WHAT YOU NEED TO DO:
Write down every entry below once more, exactly.

----

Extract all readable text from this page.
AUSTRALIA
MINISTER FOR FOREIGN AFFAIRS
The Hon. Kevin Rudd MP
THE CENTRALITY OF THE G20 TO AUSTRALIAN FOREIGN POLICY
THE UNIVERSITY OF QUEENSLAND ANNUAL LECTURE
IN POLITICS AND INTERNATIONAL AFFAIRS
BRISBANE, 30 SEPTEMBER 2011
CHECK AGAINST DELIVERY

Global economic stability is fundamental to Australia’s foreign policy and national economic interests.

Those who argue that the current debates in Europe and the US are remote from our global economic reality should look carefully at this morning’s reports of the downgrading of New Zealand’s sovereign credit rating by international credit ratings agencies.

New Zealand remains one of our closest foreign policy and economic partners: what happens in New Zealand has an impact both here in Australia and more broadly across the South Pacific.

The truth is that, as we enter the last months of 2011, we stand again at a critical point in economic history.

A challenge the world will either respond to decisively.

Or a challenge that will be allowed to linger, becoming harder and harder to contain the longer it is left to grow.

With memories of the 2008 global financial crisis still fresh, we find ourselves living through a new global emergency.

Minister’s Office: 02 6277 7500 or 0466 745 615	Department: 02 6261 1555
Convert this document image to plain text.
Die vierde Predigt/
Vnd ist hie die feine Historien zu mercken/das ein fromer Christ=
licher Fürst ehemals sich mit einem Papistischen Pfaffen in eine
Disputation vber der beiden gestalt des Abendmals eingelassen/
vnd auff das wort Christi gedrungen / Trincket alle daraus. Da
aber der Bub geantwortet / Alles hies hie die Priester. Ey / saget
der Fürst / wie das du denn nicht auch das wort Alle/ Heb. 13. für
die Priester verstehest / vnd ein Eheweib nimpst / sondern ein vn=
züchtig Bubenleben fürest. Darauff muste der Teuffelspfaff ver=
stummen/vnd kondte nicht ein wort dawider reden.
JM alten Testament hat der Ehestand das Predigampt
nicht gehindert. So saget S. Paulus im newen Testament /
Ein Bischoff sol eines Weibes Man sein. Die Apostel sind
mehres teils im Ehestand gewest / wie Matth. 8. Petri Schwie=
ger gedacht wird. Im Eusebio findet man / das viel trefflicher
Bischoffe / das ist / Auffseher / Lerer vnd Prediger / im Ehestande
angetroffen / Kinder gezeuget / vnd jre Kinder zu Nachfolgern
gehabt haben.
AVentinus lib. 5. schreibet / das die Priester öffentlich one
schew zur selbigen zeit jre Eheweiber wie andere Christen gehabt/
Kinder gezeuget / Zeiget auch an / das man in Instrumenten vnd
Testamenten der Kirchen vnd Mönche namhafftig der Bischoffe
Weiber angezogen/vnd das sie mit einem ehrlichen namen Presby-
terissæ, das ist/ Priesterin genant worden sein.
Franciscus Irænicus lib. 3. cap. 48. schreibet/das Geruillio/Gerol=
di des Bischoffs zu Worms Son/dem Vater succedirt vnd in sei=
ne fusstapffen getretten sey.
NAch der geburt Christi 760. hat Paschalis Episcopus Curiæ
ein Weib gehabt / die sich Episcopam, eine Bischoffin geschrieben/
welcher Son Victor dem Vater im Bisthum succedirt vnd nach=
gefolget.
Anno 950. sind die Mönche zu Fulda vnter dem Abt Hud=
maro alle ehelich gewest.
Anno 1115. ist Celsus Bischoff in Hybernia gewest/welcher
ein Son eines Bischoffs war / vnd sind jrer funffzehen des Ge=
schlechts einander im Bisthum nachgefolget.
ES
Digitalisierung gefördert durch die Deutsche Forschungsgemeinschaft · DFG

----

SOLUTION TO THE EXERCISE:
Extract all readable text from this page.
AUSTRALIA
MINISTER FOR FOREIGN AFFAIRS
The Hon. Kevin Rudd MP
THE CENTRALITY OF THE G20 TO AUSTRALIAN FOREIGN POLICY
THE UNIVERSITY OF QUEENSLAND ANNUAL LECTURE
IN POLITICS AND INTERNATIONAL AFFAIRS
BRISBANE, 30 SEPTEMBER 2011
CHECK AGAINST DELIVERY

Global economic stability is fundamental to Australia’s foreign policy and national economic interests.

Those who argue that the current debates in Europe and the US are remote from our global economic reality should look carefully at this morning’s reports of the downgrading of New Zealand’s sovereign credit rating by international credit ratings agencies.

New Zealand remains one of our closest foreign policy and economic partners: what happens in New Zealand has an impact both here in Australia and more broadly across the South Pacific.

The truth is that, as we enter the last months of 2011, we stand again at a critical point in economic history.

A challenge the world will either respond to decisively.

Or a challenge that will be allowed to linger, becoming harder and harder to contain the longer it is left to grow.

With memories of the 2008 global financial crisis still fresh, we find ourselves living through a new global emergency.

Minister’s Office: 02 6277 7500 or 0466 745 615	Department: 02 6261 1555
Convert this document image to plain text.
Die vierde Predigt/
Vnd ist hie die feine Historien zu mercken/das ein fromer Christ=
licher Fürst ehemals sich mit einem Papistischen Pfaffen in eine
Disputation vber der beiden gestalt des Abendmals eingelassen/
vnd auff das wort Christi gedrungen / Trincket alle daraus. Da
aber der Bub geantwortet / Alles hies hie die Priester. Ey / saget
der Fürst / wie das du denn nicht auch das wort Alle/ Heb. 13. für
die Priester verstehest / vnd ein Eheweib nimpst / sondern ein vn=
züchtig Bubenleben fürest. Darauff muste der Teuffelspfaff ver=
stummen/vnd kondte nicht ein wort dawider reden.
JM alten Testament hat der Ehestand das Predigampt
nicht gehindert. So saget S. Paulus im newen Testament /
Ein Bischoff sol eines Weibes Man sein. Die Apostel sind
mehres teils im Ehestand gewest / wie Matth. 8. Petri Schwie=
ger gedacht wird. Im Eusebio findet man / das viel trefflicher
Bischoffe / das ist / Auffseher / Lerer vnd Prediger / im Ehestande
angetroffen / Kinder gezeuget / vnd jre Kinder zu Nachfolgern
gehabt haben.
AVentinus lib. 5. schreibet / das die Priester öffentlich one
schew zur selbigen zeit jre Eheweiber wie andere Christen gehabt/
Kinder gezeuget / Zeiget auch an / das man in Instrumenten vnd
Testamenten der Kirchen vnd Mönche namhafftig der Bischoffe
Weiber angezogen/vnd das sie mit einem ehrlichen namen Presby-
terissæ, das ist/ Priesterin genant worden sein.
Franciscus Irænicus lib. 3. cap. 48. schreibet/das Geruillio/Gerol=
di des Bischoffs zu Worms Son/dem Vater succedirt vnd in sei=
ne fusstapffen getretten sey.
NAch der geburt Christi 760. hat Paschalis Episcopus Curiæ
ein Weib gehabt / die sich Episcopam, eine Bischoffin geschrieben/
welcher Son Victor dem Vater im Bisthum succedirt vnd nach=
gefolget.
Anno 950. sind die Mönche zu Fulda vnter dem Abt Hud=
maro alle ehelich gewest.
Anno 1115. ist Celsus Bischoff in Hybernia gewest/welcher
ein Son eines Bischoffs war / vnd sind jrer funffzehen des Ge=
schlechts einander im Bisthum nachgefolget.
ES
Digitalisierung gefördert durch die Deutsche Forschungsgemeinschaft · DFG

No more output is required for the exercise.